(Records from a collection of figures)

* * *

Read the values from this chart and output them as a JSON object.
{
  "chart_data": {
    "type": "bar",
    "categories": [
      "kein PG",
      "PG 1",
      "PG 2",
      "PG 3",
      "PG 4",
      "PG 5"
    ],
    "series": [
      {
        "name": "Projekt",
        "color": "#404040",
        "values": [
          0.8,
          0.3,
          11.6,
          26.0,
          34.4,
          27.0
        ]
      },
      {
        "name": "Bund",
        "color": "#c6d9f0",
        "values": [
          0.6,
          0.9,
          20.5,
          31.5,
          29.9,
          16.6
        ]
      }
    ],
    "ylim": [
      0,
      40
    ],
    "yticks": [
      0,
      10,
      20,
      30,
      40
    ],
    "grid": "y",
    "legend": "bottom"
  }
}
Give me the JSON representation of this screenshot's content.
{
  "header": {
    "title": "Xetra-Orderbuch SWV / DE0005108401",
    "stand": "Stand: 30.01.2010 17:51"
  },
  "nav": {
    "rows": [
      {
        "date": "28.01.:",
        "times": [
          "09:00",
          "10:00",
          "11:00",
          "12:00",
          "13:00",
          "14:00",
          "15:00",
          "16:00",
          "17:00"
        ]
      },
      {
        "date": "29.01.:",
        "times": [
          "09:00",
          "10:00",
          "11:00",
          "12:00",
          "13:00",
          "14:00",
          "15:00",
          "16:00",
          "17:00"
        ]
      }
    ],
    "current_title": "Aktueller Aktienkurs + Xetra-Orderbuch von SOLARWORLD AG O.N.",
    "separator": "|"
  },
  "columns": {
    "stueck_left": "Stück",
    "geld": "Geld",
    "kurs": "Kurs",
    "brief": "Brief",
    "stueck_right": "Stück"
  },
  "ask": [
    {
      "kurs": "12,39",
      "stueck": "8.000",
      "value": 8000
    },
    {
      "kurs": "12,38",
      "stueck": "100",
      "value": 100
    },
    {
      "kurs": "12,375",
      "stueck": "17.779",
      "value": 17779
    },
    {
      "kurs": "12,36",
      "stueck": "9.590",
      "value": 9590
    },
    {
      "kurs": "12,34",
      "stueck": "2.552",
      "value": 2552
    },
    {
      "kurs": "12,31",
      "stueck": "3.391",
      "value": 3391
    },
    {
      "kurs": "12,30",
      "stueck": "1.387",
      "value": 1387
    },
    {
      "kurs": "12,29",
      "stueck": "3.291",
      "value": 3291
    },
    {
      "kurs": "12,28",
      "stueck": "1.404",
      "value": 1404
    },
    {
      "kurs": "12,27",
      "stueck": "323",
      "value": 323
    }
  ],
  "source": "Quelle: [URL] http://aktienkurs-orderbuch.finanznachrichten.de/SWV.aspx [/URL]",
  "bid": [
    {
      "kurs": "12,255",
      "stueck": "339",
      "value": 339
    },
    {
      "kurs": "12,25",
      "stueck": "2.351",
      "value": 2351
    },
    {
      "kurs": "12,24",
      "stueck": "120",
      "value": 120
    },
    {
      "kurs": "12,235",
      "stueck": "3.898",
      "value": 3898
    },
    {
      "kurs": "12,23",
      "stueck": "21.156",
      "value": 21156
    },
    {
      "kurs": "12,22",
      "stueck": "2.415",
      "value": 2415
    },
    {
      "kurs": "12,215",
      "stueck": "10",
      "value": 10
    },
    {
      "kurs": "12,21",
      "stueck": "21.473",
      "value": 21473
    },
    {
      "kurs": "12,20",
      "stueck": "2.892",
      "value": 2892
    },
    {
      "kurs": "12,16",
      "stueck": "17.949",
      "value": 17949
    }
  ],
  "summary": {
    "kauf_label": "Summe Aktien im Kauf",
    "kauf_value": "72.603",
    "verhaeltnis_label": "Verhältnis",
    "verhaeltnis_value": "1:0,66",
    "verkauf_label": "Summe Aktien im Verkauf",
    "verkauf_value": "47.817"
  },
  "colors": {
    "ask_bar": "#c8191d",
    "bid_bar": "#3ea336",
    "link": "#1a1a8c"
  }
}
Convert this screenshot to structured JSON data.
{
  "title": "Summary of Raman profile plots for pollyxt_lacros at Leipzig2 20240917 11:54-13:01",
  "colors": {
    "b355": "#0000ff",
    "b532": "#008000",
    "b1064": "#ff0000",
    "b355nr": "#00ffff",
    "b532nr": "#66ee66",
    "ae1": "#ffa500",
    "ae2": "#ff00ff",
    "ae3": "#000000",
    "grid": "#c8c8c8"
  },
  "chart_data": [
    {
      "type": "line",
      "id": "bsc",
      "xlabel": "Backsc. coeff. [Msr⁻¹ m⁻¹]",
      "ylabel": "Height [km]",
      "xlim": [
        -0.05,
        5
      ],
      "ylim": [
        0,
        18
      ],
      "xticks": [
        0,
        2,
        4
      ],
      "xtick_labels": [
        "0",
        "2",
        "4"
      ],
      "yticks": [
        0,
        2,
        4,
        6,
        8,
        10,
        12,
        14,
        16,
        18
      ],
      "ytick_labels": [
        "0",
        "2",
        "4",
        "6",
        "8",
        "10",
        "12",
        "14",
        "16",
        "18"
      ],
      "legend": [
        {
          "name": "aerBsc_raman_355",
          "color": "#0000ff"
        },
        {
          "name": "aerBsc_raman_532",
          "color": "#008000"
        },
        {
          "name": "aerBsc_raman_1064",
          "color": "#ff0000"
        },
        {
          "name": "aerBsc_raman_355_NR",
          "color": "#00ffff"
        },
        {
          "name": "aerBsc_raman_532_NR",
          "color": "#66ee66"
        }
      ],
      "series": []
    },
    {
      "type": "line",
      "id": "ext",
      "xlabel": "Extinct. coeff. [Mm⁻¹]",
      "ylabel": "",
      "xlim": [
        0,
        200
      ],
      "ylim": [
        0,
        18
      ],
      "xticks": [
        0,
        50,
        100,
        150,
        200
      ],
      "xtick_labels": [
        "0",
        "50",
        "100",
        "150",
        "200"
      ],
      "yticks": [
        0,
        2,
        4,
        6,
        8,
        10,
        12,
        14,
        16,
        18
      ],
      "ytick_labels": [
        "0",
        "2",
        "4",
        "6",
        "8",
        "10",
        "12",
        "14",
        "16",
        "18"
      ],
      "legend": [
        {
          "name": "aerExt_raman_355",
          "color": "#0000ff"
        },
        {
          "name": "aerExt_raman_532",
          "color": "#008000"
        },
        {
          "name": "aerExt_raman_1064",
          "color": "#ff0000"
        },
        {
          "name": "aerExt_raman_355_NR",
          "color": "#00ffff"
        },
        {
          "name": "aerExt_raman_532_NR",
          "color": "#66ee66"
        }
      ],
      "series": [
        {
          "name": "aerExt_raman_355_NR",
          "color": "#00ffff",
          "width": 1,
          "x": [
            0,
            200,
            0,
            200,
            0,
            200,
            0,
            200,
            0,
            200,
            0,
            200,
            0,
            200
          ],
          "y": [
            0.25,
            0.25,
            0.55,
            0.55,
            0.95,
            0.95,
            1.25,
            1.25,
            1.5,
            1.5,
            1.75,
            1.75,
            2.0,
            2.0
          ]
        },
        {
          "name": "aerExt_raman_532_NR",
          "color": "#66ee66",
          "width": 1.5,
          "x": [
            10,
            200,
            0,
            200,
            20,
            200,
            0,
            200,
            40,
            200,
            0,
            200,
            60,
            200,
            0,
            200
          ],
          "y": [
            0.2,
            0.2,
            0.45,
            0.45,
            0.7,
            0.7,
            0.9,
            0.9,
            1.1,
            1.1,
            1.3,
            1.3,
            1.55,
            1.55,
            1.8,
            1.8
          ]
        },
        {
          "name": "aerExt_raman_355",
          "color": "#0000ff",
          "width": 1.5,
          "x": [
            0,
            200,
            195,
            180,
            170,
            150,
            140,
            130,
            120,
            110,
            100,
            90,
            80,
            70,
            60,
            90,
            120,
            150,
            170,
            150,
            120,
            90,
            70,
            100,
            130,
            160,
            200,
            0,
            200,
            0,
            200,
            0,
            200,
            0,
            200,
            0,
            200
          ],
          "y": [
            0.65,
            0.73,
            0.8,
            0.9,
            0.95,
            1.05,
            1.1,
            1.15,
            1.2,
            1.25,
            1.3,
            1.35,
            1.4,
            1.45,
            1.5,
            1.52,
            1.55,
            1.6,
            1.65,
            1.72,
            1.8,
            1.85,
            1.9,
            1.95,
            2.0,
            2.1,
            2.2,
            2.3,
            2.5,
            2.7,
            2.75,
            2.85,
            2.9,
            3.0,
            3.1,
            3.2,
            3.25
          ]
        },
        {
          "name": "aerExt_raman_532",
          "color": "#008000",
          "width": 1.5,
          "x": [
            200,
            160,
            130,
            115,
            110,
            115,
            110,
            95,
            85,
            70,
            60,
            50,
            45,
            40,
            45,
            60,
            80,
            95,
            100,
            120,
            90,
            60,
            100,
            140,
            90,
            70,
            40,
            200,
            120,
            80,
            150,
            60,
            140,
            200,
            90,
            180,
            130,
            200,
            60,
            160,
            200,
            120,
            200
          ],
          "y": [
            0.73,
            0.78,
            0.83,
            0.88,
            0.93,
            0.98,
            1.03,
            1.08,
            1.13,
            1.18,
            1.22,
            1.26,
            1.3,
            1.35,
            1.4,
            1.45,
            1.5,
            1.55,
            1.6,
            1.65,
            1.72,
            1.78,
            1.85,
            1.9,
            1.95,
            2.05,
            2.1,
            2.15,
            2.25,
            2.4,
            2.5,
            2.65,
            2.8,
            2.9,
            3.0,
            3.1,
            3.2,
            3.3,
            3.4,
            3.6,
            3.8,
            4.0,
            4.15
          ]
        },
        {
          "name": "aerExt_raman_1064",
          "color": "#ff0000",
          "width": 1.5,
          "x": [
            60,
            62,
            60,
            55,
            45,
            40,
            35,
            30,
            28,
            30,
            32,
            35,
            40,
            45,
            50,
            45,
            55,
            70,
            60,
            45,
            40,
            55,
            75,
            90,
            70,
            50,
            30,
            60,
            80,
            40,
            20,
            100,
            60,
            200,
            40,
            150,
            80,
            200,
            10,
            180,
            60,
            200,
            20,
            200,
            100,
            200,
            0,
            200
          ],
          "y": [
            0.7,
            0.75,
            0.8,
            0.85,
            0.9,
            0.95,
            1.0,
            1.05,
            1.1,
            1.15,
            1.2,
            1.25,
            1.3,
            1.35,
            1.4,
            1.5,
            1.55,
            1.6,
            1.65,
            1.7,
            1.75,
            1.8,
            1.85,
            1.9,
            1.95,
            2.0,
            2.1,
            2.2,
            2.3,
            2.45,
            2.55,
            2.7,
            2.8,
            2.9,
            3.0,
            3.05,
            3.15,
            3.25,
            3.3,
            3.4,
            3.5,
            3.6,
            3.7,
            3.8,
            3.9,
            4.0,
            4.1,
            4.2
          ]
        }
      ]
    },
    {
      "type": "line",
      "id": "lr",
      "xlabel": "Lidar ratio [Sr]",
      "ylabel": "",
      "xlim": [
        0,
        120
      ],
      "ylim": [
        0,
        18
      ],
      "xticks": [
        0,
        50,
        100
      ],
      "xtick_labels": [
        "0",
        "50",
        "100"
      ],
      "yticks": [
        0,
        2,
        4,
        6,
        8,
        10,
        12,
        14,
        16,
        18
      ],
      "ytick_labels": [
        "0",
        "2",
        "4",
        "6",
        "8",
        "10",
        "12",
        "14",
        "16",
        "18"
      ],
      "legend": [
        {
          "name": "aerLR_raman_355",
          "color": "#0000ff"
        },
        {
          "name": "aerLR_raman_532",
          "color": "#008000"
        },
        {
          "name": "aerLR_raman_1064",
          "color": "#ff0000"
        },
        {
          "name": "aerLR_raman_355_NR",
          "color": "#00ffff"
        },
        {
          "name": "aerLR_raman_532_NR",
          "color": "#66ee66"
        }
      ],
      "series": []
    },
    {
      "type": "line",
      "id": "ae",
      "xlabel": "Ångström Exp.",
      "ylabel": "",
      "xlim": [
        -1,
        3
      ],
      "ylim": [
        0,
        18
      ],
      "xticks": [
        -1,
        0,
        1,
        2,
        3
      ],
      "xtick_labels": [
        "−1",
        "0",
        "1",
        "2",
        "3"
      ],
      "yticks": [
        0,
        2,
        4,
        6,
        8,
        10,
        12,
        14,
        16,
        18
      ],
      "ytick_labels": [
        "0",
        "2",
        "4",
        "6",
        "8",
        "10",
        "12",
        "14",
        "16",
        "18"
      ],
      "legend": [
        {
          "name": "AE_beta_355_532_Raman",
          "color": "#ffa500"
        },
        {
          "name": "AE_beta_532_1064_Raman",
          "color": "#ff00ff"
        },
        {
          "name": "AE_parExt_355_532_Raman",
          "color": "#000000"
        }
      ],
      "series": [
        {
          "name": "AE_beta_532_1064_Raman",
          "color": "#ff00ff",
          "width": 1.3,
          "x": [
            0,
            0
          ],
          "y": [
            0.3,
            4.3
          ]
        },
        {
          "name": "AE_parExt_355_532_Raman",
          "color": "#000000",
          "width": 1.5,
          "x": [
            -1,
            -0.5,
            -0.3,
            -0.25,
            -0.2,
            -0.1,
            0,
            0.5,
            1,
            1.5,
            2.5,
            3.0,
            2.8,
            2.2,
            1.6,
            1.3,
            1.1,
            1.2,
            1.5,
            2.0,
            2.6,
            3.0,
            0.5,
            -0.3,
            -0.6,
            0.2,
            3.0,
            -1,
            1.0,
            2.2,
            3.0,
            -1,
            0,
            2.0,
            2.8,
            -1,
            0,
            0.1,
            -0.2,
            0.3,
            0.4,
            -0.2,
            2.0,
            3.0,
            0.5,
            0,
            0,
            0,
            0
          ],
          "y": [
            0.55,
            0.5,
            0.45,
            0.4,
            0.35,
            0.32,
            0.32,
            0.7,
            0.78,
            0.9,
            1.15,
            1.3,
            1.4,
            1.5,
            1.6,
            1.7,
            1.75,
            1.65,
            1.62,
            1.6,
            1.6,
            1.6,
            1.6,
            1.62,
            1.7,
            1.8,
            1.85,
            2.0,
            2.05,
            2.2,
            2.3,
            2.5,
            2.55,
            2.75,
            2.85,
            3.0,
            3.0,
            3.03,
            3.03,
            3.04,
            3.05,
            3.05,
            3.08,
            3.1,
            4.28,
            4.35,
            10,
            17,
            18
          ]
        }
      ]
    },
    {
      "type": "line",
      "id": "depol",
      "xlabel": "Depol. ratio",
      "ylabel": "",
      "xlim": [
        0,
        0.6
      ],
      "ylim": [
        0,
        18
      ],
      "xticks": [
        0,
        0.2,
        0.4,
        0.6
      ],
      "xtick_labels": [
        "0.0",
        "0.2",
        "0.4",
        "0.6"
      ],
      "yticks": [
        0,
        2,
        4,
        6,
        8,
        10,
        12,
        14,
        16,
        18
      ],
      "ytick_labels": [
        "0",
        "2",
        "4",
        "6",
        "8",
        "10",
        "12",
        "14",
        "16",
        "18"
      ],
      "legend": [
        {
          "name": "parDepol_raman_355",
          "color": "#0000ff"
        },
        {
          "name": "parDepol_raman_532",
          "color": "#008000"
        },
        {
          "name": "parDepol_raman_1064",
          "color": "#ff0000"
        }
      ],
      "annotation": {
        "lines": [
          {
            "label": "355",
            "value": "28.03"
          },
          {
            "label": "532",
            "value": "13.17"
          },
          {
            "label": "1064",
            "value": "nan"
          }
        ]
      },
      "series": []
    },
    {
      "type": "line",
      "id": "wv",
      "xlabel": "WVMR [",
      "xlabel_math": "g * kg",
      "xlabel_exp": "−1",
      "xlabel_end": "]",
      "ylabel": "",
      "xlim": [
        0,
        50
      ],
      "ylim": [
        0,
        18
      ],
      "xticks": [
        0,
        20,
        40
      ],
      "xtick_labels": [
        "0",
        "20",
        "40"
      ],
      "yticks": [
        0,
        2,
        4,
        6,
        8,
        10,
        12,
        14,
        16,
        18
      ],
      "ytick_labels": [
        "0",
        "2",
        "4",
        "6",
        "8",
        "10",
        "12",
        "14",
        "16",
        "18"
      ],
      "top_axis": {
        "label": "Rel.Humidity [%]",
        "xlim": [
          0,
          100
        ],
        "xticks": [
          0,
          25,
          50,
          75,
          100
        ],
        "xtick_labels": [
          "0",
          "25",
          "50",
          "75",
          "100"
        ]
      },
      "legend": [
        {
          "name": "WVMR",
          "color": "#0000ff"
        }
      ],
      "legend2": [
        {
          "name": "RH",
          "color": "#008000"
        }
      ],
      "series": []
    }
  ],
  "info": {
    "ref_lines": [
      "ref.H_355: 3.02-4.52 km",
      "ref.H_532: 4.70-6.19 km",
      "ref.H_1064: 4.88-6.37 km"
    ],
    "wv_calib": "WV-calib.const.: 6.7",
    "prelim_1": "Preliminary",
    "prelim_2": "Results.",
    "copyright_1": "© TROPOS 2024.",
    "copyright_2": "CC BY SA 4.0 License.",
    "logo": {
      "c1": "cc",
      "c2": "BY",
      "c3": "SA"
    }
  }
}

* * *

# PROBLEM DETAILS
Copy every single line of the material above that holds "screenshot".

# RESULT FOR THIS TASK
Give me the JSON representation of this screenshot's content.
Convert this screenshot to structured JSON data.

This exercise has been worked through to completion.